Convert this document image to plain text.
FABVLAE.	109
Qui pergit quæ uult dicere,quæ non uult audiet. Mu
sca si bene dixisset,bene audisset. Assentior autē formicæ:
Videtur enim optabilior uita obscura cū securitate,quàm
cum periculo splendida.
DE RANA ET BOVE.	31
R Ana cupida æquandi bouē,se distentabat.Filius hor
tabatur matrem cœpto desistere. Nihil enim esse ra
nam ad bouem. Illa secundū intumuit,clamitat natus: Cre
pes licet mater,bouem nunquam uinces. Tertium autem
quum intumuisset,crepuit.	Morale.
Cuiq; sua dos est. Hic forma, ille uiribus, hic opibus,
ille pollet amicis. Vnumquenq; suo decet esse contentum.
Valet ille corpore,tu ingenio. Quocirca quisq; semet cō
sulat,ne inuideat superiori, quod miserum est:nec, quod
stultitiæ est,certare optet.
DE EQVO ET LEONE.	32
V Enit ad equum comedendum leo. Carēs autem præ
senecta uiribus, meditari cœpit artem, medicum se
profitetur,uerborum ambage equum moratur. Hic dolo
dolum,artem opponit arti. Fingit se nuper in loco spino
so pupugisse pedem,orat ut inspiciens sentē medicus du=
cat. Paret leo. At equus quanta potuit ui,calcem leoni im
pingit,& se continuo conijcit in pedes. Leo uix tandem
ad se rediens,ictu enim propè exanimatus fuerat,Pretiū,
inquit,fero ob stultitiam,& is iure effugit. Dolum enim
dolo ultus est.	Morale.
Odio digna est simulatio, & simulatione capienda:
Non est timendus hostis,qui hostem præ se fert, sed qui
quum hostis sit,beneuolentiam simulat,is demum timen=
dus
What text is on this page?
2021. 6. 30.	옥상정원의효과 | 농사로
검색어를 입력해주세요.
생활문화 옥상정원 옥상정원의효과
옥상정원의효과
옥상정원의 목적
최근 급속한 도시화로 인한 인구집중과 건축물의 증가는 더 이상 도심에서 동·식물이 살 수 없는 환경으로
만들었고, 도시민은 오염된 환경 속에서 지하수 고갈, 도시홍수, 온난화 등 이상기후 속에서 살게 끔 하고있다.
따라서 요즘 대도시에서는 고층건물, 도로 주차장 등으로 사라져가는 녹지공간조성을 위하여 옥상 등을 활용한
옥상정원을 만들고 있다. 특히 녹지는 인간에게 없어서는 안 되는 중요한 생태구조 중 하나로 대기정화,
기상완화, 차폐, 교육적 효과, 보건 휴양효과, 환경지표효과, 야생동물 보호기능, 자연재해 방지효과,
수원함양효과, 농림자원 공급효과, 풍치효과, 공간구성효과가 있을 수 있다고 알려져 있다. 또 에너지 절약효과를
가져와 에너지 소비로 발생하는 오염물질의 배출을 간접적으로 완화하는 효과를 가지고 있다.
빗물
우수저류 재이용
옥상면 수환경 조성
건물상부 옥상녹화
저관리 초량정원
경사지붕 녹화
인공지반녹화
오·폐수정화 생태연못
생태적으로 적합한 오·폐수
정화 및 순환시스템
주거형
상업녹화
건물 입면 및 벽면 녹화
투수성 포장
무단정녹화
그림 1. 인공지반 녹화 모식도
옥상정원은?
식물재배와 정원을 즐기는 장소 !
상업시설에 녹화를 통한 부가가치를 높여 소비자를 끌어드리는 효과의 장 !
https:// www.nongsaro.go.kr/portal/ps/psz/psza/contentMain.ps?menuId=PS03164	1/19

--------------------------------

# The exercise:
Give back the whole listing exactly as it reads.

# Reply:
Convert this document image to plain text.
FABVLAE.	109
Qui pergit quæ uult dicere,quæ non uult audiet. Mu
sca si bene dixisset,bene audisset. Assentior autē formicæ:
Videtur enim optabilior uita obscura cū securitate,quàm
cum periculo splendida.
DE RANA ET BOVE.	31
R Ana cupida æquandi bouē,se distentabat.Filius hor
tabatur matrem cœpto desistere. Nihil enim esse ra
nam ad bouem. Illa secundū intumuit,clamitat natus: Cre
pes licet mater,bouem nunquam uinces. Tertium autem
quum intumuisset,crepuit.	Morale.
Cuiq; sua dos est. Hic forma, ille uiribus, hic opibus,
ille pollet amicis. Vnumquenq; suo decet esse contentum.
Valet ille corpore,tu ingenio. Quocirca quisq; semet cō
sulat,ne inuideat superiori, quod miserum est:nec, quod
stultitiæ est,certare optet.
DE EQVO ET LEONE.	32
V Enit ad equum comedendum leo. Carēs autem præ
senecta uiribus, meditari cœpit artem, medicum se
profitetur,uerborum ambage equum moratur. Hic dolo
dolum,artem opponit arti. Fingit se nuper in loco spino
so pupugisse pedem,orat ut inspiciens sentē medicus du=
cat. Paret leo. At equus quanta potuit ui,calcem leoni im
pingit,& se continuo conijcit in pedes. Leo uix tandem
ad se rediens,ictu enim propè exanimatus fuerat,Pretiū,
inquit,fero ob stultitiam,& is iure effugit. Dolum enim
dolo ultus est.	Morale.
Odio digna est simulatio, & simulatione capienda:
Non est timendus hostis,qui hostem præ se fert, sed qui
quum hostis sit,beneuolentiam simulat,is demum timen=
dus
What text is on this page?
2021. 6. 30.	옥상정원의효과 | 농사로
검색어를 입력해주세요.
생활문화 옥상정원 옥상정원의효과
옥상정원의효과
옥상정원의 목적
최근 급속한 도시화로 인한 인구집중과 건축물의 증가는 더 이상 도심에서 동·식물이 살 수 없는 환경으로
만들었고, 도시민은 오염된 환경 속에서 지하수 고갈, 도시홍수, 온난화 등 이상기후 속에서 살게 끔 하고있다.
따라서 요즘 대도시에서는 고층건물, 도로 주차장 등으로 사라져가는 녹지공간조성을 위하여 옥상 등을 활용한
옥상정원을 만들고 있다. 특히 녹지는 인간에게 없어서는 안 되는 중요한 생태구조 중 하나로 대기정화,
기상완화, 차폐, 교육적 효과, 보건 휴양효과, 환경지표효과, 야생동물 보호기능, 자연재해 방지효과,
수원함양효과, 농림자원 공급효과, 풍치효과, 공간구성효과가 있을 수 있다고 알려져 있다. 또 에너지 절약효과를
가져와 에너지 소비로 발생하는 오염물질의 배출을 간접적으로 완화하는 효과를 가지고 있다.
빗물
우수저류 재이용
옥상면 수환경 조성
건물상부 옥상녹화
저관리 초량정원
경사지붕 녹화
인공지반녹화
오·폐수정화 생태연못
생태적으로 적합한 오·폐수
정화 및 순환시스템
주거형
상업녹화
건물 입면 및 벽면 녹화
투수성 포장
무단정녹화
그림 1. 인공지반 녹화 모식도
옥상정원은?
식물재배와 정원을 즐기는 장소 !
상업시설에 녹화를 통한 부가가치를 높여 소비자를 끌어드리는 효과의 장 !
https:// www.nongsaro.go.kr/portal/ps/psz/psza/contentMain.ps?menuId=PS03164	1/19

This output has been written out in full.